* _TASK TO COMPLETE_
The data below needs to be returned exactly, line for line.

++++++++

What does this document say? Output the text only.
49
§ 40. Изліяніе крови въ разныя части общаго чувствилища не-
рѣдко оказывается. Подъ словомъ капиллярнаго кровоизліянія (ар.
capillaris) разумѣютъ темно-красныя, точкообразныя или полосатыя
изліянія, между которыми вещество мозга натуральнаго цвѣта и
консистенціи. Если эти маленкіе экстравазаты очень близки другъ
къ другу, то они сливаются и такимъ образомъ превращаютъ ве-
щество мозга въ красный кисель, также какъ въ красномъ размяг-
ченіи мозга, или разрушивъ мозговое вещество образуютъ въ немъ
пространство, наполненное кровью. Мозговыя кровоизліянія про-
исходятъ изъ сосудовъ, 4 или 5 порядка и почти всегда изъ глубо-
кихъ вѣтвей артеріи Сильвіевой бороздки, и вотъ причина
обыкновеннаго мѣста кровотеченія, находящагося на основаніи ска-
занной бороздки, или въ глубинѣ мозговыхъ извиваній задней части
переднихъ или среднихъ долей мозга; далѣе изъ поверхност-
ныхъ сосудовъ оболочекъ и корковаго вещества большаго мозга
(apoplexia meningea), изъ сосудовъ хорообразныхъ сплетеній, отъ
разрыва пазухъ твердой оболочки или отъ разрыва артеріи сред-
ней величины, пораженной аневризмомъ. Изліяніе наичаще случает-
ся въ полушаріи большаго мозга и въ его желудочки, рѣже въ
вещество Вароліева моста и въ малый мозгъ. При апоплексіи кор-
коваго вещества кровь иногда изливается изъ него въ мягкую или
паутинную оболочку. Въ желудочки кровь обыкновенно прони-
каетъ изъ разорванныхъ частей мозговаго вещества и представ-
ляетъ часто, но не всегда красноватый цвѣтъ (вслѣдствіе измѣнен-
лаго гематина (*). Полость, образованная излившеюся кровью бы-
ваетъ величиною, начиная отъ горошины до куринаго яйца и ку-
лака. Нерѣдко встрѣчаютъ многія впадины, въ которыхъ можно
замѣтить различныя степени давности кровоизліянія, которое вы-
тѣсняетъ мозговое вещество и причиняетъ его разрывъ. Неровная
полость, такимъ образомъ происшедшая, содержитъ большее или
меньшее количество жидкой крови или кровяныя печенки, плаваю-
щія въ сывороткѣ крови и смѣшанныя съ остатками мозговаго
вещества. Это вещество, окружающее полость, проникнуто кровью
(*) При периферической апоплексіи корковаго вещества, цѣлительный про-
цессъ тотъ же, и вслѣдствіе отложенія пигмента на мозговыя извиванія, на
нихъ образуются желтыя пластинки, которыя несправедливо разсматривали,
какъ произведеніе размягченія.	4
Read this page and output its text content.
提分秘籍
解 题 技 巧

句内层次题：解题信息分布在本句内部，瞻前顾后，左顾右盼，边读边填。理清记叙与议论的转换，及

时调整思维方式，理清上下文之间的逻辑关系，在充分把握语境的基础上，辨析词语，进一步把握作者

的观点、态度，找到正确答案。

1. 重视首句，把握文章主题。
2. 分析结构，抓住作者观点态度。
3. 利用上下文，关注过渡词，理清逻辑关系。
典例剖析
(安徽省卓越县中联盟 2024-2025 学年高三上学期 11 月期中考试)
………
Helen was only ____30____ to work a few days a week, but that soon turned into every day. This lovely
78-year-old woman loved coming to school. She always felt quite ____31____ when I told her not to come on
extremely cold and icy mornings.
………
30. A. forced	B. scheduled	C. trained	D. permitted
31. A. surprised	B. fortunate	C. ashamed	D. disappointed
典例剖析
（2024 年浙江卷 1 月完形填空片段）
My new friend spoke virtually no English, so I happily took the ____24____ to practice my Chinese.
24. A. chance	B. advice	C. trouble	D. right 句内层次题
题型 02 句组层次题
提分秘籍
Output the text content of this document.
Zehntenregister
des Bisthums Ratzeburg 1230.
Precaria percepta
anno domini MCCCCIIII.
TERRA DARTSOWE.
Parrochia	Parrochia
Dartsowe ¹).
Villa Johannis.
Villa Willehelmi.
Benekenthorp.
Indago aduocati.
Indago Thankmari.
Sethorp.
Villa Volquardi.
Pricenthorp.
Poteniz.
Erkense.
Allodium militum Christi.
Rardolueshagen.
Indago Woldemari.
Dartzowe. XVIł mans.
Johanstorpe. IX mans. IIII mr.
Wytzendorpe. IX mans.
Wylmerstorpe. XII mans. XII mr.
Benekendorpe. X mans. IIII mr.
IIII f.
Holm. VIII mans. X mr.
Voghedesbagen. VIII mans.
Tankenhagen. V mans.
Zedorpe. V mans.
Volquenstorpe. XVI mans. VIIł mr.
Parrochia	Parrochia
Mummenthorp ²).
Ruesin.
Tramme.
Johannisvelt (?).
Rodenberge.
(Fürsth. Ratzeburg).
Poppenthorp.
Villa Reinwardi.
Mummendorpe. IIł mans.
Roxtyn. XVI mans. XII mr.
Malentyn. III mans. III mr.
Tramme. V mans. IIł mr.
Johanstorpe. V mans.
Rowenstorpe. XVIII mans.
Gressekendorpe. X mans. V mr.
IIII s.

++++++++

* _FINAL ANSWER_
What does this document say? Output the text only.
49
§ 40. Изліяніе крови въ разныя части общаго чувствилища не-
рѣдко оказывается. Подъ словомъ капиллярнаго кровоизліянія (ар.
capillaris) разумѣютъ темно-красныя, точкообразныя или полосатыя
изліянія, между которыми вещество мозга натуральнаго цвѣта и
консистенціи. Если эти маленкіе экстравазаты очень близки другъ
къ другу, то они сливаются и такимъ образомъ превращаютъ ве-
щество мозга въ красный кисель, также какъ въ красномъ размяг-
ченіи мозга, или разрушивъ мозговое вещество образуютъ въ немъ
пространство, наполненное кровью. Мозговыя кровоизліянія про-
исходятъ изъ сосудовъ, 4 или 5 порядка и почти всегда изъ глубо-
кихъ вѣтвей артеріи Сильвіевой бороздки, и вотъ причина
обыкновеннаго мѣста кровотеченія, находящагося на основаніи ска-
занной бороздки, или въ глубинѣ мозговыхъ извиваній задней части
переднихъ или среднихъ долей мозга; далѣе изъ поверхност-
ныхъ сосудовъ оболочекъ и корковаго вещества большаго мозга
(apoplexia meningea), изъ сосудовъ хорообразныхъ сплетеній, отъ
разрыва пазухъ твердой оболочки или отъ разрыва артеріи сред-
ней величины, пораженной аневризмомъ. Изліяніе наичаще случает-
ся въ полушаріи большаго мозга и въ его желудочки, рѣже въ
вещество Вароліева моста и въ малый мозгъ. При апоплексіи кор-
коваго вещества кровь иногда изливается изъ него въ мягкую или
паутинную оболочку. Въ желудочки кровь обыкновенно прони-
каетъ изъ разорванныхъ частей мозговаго вещества и представ-
ляетъ часто, но не всегда красноватый цвѣтъ (вслѣдствіе измѣнен-
лаго гематина (*). Полость, образованная излившеюся кровью бы-
ваетъ величиною, начиная отъ горошины до куринаго яйца и ку-
лака. Нерѣдко встрѣчаютъ многія впадины, въ которыхъ можно
замѣтить различныя степени давности кровоизліянія, которое вы-
тѣсняетъ мозговое вещество и причиняетъ его разрывъ. Неровная
полость, такимъ образомъ происшедшая, содержитъ большее или
меньшее количество жидкой крови или кровяныя печенки, плаваю-
щія въ сывороткѣ крови и смѣшанныя съ остатками мозговаго
вещества. Это вещество, окружающее полость, проникнуто кровью
(*) При периферической апоплексіи корковаго вещества, цѣлительный про-
цессъ тотъ же, и вслѣдствіе отложенія пигмента на мозговыя извиванія, на
нихъ образуются желтыя пластинки, которыя несправедливо разсматривали,
какъ произведеніе размягченія.	4
Read this page and output its text content.
提分秘籍
解 题 技 巧

句内层次题：解题信息分布在本句内部，瞻前顾后，左顾右盼，边读边填。理清记叙与议论的转换，及

时调整思维方式，理清上下文之间的逻辑关系，在充分把握语境的基础上，辨析词语，进一步把握作者

的观点、态度，找到正确答案。

1. 重视首句，把握文章主题。
2. 分析结构，抓住作者观点态度。
3. 利用上下文，关注过渡词，理清逻辑关系。
典例剖析
(安徽省卓越县中联盟 2024-2025 学年高三上学期 11 月期中考试)
………
Helen was only ____30____ to work a few days a week, but that soon turned into every day. This lovely
78-year-old woman loved coming to school. She always felt quite ____31____ when I told her not to come on
extremely cold and icy mornings.
………
30. A. forced	B. scheduled	C. trained	D. permitted
31. A. surprised	B. fortunate	C. ashamed	D. disappointed
典例剖析
（2024 年浙江卷 1 月完形填空片段）
My new friend spoke virtually no English, so I happily took the ____24____ to practice my Chinese.
24. A. chance	B. advice	C. trouble	D. right 句内层次题
题型 02 句组层次题
提分秘籍
Output the text content of this document.
Zehntenregister
des Bisthums Ratzeburg 1230.
Precaria percepta
anno domini MCCCCIIII.
TERRA DARTSOWE.
Parrochia	Parrochia
Dartsowe ¹).
Villa Johannis.
Villa Willehelmi.
Benekenthorp.
Indago aduocati.
Indago Thankmari.
Sethorp.
Villa Volquardi.
Pricenthorp.
Poteniz.
Erkense.
Allodium militum Christi.
Rardolueshagen.
Indago Woldemari.
Dartzowe. XVIł mans.
Johanstorpe. IX mans. IIII mr.
Wytzendorpe. IX mans.
Wylmerstorpe. XII mans. XII mr.
Benekendorpe. X mans. IIII mr.
IIII f.
Holm. VIII mans. X mr.
Voghedesbagen. VIII mans.
Tankenhagen. V mans.
Zedorpe. V mans.
Volquenstorpe. XVI mans. VIIł mr.
Parrochia	Parrochia
Mummenthorp ²).
Ruesin.
Tramme.
Johannisvelt (?).
Rodenberge.
(Fürsth. Ratzeburg).
Poppenthorp.
Villa Reinwardi.
Mummendorpe. IIł mans.
Roxtyn. XVI mans. XII mr.
Malentyn. III mans. III mr.
Tramme. V mans. IIł mr.
Johanstorpe. V mans.
Rowenstorpe. XVIII mans.
Gressekendorpe. X mans. V mr.
IIII s.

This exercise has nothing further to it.